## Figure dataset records
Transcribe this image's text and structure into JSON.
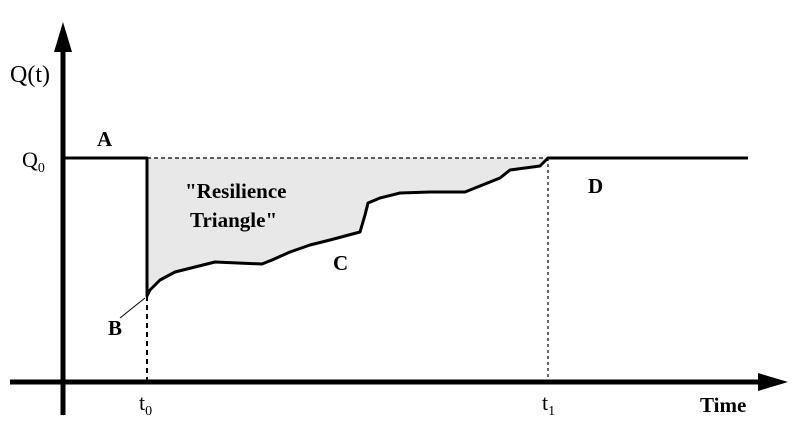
{
  "axes": {
    "y_label_main": "Q(t)",
    "x_label": "Time"
  },
  "labels": {
    "q0_main": "Q",
    "q0_sub": "0",
    "t0_main": "t",
    "t0_sub": "0",
    "t1_main": "t",
    "t1_sub": "1",
    "point_a": "A",
    "point_b": "B",
    "point_c": "C",
    "point_d": "D",
    "triangle_line1": "\"Resilience",
    "triangle_line2": "Triangle\""
  },
  "colors": {
    "line": "#000000",
    "triangle_fill": "#e8e8e8"
  }
}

## The problem
Write out the entries again, exactly as given, skipping any images.

## Written solution
Transcribe this image's text and structure into JSON.
{
  "axes": {
    "y_label_main": "Q(t)",
    "x_label": "Time"
  },
  "labels": {
    "q0_main": "Q",
    "q0_sub": "0",
    "t0_main": "t",
    "t0_sub": "0",
    "t1_main": "t",
    "t1_sub": "1",
    "point_a": "A",
    "point_b": "B",
    "point_c": "C",
    "point_d": "D",
    "triangle_line1": "\"Resilience",
    "triangle_line2": "Triangle\""
  },
  "colors": {
    "line": "#000000",
    "triangle_fill": "#e8e8e8"
  }
}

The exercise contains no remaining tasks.